_PROBLEMAS E TAREFAS:_
1) Responda com base na resenha sobre os shows de Guns N' Roses e Raimundos no Allianz Parque:
(a) Qual música foi a 27ª das 30 executadas pelo Guns N' Roses?
(b) Quanto tempo durou a apresentação dos Raimundos na abertura?
(c) A quem foi dedicada a música "Bê a Bá"?
2) Prolongue a resenha sobre os shows de Guns N' Roses e Raimundos a partir do último trecho apresentado.

_TEXTO FORNECIDO:_
○ ○ ○ ○

Já se passavam das 22h30 quando parecia que o show do Guns N’ Roses, iniciado pontualmente duas horas e meia antes, teria sua primeira pausa. Alarme falso: foram apenas alguns segundos com luzes apagadas quando se posicionava o piano de cauda no palco.
“November Rain” foi a 27ª das 30 músicas executadas na noite de sábado (25), no Allianz Parque, em São Paulo. Três horas e dez minutos de show sem descanso para o público que esgotou os ingressos do estádio. A reação, porém, foi morna enquanto Axl Rose — correndo o palco todo, mas de comunicação escassa — e sua turma não tocavam suas canções mais conhecidas.

Diferente do que aconteceu na abertura. Por pouco mais de 45 minutos, os Raimundos enfileiraram hits dos anos 1990 e aqueceram o público no Allianz Parque, onde se apresentaram pela primeira vez. Pelo menos assim disse um emocionado Digão, o único remanescente da fase de sucesso da banda, acompanhado de Marquim (guitarra), Caio Cunha (bateria) e Jean Moura (baixo).
Os problemas no microfone de Digão nas primeiras músicas serviram como estímulo para aumentar o coro das pessoas que já enchiam a pista do estádio. As letras de “Esporrei na Manivela”, “Me Lambe” e, após breve citação a Slayer, “Puteiro em João Pessoa” eram cantadas como se nada tivesse mudado no mundo nos últimos trinta anos.
“Bê a Bá” foi incluída no repertório a pedido do ex-empresário José Muniz Neto — dono da promotora do show da noite — e dedicada ao baixista Canisso, falecido em 2023. “Mulher de Fases” e “Eu Quero Ver o Oco” fecharam o show acompanhadas em uníssono pelo público.
Repertório — Raimundos:
- Os calo
- Esporrei na manivela
- Reggae do Manêro
- O pão da minha prima
- Me lambe
- I Saw You Saying (That You Say That You Saw)

○ ○ ○ ○

Anotações das caixas de elementos:
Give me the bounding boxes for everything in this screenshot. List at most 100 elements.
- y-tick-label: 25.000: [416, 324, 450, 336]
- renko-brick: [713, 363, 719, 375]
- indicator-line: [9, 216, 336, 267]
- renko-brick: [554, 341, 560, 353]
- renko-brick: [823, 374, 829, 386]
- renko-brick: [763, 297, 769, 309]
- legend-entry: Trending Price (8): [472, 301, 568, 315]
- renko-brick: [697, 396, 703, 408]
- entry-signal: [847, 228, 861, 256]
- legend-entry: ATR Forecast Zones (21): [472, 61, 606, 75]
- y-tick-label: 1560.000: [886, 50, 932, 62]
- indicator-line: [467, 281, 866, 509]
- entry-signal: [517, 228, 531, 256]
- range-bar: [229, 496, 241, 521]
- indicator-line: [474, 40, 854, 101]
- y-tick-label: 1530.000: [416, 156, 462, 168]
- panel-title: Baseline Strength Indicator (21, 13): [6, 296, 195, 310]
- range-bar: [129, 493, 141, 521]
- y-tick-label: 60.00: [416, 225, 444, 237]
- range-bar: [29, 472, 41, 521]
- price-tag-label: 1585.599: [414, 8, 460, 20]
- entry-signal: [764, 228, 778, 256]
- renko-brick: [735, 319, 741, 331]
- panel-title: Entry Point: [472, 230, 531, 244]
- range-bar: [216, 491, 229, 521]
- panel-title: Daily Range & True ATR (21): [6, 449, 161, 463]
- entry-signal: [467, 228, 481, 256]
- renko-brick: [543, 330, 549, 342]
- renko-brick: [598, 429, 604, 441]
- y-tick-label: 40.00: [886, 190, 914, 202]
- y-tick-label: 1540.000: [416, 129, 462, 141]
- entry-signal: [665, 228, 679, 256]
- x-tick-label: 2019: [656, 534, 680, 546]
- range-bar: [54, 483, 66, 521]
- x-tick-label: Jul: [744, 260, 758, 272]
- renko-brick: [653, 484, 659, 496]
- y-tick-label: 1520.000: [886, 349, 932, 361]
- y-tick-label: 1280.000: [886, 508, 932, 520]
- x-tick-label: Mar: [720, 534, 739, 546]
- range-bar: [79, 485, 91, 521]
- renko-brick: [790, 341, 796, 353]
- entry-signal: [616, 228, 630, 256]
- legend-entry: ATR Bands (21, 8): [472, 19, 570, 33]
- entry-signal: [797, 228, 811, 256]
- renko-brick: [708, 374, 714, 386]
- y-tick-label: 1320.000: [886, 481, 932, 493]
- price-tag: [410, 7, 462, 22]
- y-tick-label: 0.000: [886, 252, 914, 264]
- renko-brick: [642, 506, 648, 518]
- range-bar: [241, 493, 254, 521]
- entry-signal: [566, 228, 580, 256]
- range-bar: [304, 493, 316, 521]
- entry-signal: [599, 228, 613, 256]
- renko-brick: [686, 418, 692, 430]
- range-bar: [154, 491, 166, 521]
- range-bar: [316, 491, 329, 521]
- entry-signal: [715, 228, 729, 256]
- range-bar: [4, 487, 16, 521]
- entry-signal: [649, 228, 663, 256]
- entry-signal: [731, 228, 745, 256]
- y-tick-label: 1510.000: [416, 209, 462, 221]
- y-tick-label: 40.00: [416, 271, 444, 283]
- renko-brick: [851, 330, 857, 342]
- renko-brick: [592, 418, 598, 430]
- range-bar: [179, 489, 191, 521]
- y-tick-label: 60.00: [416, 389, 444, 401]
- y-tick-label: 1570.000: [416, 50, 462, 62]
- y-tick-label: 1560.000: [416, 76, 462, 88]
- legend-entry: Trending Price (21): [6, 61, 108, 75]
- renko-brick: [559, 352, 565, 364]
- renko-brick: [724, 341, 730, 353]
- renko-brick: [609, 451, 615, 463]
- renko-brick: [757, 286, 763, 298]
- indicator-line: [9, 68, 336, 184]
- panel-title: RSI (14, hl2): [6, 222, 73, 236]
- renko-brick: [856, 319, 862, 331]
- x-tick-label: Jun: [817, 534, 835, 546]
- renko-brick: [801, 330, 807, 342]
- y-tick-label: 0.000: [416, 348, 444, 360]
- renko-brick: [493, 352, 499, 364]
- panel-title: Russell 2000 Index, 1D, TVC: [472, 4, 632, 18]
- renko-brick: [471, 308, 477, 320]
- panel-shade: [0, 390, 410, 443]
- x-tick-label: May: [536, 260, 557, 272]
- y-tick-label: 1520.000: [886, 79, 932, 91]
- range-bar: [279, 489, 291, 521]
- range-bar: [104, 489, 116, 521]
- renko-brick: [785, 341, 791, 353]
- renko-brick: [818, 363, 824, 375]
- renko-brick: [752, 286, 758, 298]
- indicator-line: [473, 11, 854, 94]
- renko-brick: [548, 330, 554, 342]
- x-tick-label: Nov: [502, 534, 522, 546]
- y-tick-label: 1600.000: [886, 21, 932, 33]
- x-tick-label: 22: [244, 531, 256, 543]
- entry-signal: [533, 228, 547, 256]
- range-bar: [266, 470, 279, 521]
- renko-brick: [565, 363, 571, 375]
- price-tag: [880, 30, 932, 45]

○ ○ ○ ○

_RESPOSTAS DO EXERCÍCIO:_
1)
(a) "November Rain".
(b) Pouco mais de 45 minutos.
(c) Ao baixista Canisso, falecido em 2023.

2)
- Be a bá
- Puteiro em João Pessoa
- A mais pedida
- Mulher de fases
- Eu quero ver o oco
Guns N’ Roses
Faltavam vinte minutos para 20h quando os telões deixaram de anunciar os próximos shows produzidos pela Mercury Concerts e passaram a exibir uma cruz que, alternada a uma caveira estilizada, foram os temas principais dos gráficos ao fundo do palco do Guns N’ Roses na atual turnê.
Foi-se o tempo dos lendários atrasos de Axl Rose. Pontualmente às 20h, lá estavam os membros clássicos Slash e Duff McKagan ao lado do vocalista executando “Welcome to the Jungle”. Celulares ao alto e coros em volume alto tomaram conta do pouco espaço para se mexer na pista, lotada de um público cuja média de idade era jogada para baixo pela boa presença de filhos adolescentes acompanhando os pais.
A empolgação inicial foi minguando, ainda que a primeira metade do show tenha se dedicado às canções mais roqueiras do repertório. Apesar de correr pelo palco como se estivesse nos anos 90, Rose se comunicou pouco com o público. Receita que normalmente não funciona nos shows em estádio, onde a tendência de dispersão é mais alta.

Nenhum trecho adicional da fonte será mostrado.